▶ _Task to carry out_: Please carry on the text below about redeeming Chase Ultimate Rewards points, picking up after its final point on sharing points.

▶ _Supplied text_:
* Start *
Details on Ultimate Rewards points redemption:

  • Cash rewards. Cash redemptions are a bit ordinary but easy… 100 points = $1.
  • Points redeemed towards travel are worth 1.5 cents when applied towards any hotel, flight, car rental, or cruise available on their travel portal UltimateRewards.com. Redemptions can also be maximized because you can book wherever you want and simply pay the difference. For example, 25,000 points can be used for any ticket up to $375, but if say you wanted a $400 ticket you could just pay the $25 difference. You’re able to use every last point on this program, and you don’t have to worry about room or flight availability.
  • This means the 100,000 point sign-up bonus is worth $1,500 towards any travel booked through Chase.
  • This also means your existing Ultimate Rewards points balance could be increased in value by getting this card.
  • This also means that if you also have the Chase Freedom Unlimited card, you’d be getting 2.25% back on all purchases when redeemed towards travel through Chase.
  • This also means that if you also have the Chase Freedom card, you’d be getting 7.5% back on the quarterly rotating categories when redeemed towards travel through Chase.
  • Points can be converted to frequent flyer miles a 1:1 basis to the following airlines: United Airlines, British Airways, Singapore Airlines, Korean Air, Southwest, Virgin Atlantic, and Air France.
  • Points can be converted on a 1:1 basis to the following hotel loyalty programs: Hyatt, IHG, Ritz-Carlton, and Marriott
  • Sharing points. Ultimate Rewards points are instantly transferable to other accounts like family members, as long as they have their own Chase card with Ultimate Rewards as an authorized user (free with Chase Freedom). This way, you can pool points together for transfers and redemptions if you like.
* End *
▶ _Listing_:
* Start *
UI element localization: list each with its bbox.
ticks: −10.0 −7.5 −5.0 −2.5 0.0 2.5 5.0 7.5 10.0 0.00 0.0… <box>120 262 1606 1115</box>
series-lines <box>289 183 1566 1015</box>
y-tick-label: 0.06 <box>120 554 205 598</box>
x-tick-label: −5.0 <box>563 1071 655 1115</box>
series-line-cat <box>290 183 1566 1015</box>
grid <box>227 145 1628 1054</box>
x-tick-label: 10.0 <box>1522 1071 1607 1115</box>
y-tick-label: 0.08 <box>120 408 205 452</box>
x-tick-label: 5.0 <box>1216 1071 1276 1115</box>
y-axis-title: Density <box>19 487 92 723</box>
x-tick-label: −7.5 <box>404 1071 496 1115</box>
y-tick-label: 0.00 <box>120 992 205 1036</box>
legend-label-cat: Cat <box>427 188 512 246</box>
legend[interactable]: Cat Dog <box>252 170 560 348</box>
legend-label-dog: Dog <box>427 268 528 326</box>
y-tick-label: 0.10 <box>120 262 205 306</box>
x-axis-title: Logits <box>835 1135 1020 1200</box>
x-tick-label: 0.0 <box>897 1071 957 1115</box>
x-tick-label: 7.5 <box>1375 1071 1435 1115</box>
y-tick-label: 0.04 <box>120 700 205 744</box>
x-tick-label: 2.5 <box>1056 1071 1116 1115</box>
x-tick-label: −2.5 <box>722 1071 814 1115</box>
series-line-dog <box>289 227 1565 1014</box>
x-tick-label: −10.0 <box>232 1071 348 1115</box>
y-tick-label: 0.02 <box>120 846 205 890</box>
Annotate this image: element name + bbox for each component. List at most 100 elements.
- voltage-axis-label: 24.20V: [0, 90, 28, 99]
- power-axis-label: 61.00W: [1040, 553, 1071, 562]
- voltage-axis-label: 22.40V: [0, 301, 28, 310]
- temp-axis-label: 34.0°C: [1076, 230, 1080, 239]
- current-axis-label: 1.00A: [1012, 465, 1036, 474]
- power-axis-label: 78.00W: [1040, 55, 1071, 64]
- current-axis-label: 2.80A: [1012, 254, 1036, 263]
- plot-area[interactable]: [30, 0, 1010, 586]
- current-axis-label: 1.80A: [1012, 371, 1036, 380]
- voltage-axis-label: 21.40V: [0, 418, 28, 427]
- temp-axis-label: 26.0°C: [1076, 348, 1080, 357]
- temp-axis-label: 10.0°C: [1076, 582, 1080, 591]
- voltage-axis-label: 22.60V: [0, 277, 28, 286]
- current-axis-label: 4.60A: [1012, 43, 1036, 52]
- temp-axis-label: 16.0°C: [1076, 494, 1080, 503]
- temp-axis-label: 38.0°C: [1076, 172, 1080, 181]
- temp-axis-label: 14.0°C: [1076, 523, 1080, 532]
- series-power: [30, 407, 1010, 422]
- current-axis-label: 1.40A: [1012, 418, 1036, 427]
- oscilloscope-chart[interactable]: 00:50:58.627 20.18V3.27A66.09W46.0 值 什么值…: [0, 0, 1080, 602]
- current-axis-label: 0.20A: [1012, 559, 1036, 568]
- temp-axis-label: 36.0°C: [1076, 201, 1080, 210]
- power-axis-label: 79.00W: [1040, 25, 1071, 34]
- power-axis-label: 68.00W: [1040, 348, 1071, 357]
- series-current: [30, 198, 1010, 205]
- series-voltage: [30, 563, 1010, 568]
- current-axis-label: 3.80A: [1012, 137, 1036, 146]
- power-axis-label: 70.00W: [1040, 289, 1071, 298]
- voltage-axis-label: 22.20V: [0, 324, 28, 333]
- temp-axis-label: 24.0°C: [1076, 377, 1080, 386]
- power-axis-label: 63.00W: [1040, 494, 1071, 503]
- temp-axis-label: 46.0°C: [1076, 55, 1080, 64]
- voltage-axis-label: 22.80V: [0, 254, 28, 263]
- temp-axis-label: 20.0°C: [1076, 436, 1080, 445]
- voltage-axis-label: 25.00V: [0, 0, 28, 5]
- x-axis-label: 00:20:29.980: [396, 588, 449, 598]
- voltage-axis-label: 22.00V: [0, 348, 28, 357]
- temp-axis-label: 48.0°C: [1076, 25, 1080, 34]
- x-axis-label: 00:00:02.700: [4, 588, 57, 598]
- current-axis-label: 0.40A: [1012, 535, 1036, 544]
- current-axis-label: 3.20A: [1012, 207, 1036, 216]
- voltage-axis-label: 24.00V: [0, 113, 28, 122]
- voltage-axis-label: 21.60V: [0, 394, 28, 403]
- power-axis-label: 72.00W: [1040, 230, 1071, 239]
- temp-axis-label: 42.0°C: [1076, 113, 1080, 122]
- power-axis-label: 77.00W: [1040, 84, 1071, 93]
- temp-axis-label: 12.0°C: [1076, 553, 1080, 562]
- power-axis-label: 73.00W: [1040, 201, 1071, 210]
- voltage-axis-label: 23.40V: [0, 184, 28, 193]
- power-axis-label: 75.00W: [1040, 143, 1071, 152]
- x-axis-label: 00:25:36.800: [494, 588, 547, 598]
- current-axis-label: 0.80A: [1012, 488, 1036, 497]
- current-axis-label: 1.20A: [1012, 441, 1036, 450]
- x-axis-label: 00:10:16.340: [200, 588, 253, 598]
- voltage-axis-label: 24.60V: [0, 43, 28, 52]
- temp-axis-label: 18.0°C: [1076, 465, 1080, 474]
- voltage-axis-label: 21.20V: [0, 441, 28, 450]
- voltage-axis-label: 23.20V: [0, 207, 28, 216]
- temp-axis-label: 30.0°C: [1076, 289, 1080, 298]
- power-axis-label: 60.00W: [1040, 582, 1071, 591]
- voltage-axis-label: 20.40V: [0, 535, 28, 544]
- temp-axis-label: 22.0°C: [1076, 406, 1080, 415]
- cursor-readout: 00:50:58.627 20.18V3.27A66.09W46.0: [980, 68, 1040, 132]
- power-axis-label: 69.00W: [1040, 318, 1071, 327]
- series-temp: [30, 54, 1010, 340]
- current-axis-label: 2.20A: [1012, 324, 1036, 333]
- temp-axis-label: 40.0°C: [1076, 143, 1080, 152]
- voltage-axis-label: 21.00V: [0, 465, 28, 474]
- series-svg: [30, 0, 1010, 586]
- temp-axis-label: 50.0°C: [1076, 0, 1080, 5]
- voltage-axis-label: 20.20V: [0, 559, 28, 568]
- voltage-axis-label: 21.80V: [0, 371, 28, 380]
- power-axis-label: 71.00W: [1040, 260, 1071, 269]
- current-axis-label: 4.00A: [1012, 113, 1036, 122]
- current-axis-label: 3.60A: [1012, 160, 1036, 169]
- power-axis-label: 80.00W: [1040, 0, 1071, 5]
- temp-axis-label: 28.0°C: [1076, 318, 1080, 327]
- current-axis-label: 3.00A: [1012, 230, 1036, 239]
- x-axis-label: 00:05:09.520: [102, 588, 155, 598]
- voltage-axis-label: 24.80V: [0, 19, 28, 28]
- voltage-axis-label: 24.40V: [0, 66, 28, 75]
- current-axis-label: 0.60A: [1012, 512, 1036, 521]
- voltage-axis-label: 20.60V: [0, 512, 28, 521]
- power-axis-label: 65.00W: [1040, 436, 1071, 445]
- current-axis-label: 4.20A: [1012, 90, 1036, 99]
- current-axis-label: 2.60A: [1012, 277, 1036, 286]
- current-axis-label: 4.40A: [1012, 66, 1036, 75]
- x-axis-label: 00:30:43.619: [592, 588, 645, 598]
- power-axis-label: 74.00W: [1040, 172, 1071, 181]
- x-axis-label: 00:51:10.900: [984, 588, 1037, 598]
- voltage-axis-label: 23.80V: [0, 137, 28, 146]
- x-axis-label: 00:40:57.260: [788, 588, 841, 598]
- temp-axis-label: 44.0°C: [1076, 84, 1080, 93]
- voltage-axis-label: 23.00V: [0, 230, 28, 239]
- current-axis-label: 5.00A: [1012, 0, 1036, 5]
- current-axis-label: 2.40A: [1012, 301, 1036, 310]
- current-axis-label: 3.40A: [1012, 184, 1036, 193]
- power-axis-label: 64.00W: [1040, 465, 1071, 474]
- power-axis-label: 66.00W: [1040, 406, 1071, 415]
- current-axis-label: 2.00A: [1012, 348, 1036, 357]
* End *
▶ _Task output_:
Other card benefits:

  • Dedicated customer service line with a live person that answers the phone 24/7. No waiting or complicated phone trees.
  • No foreign transaction fees.
  • Primary car rental collision damage waiver insurance. Decline the rental company’s collision insurance and charge the entire rental cost to your card. Coverage is primary and provides reimbursement up to $75,000 for theft and collision damage for most rental cars in the U.S. and abroad. Most other cards only offer secondary coverage that kicks in only after the deductible of your individual insurance policy is used.
  • Trip Cancellation/Trip Interruption Insurance. If your trip is canceled or cut short by sickness, severe weather and other covered situations, you can be reimbursed up to $10,000 per trip for your pre-paid, non-refundable travel expenses, including passenger fares, tours, and hotels.
  • Trip Delay Reimbursement. If your common carrier travel is delayed more than 6 hours or requires an overnight stay, you and your family are covered for unreimbursed expenses, such as meals and lodging, up to $500 per ticket
  • Enjoy special car rental privileges from National Car Rental, Avis, and Silvercar when you book with your card.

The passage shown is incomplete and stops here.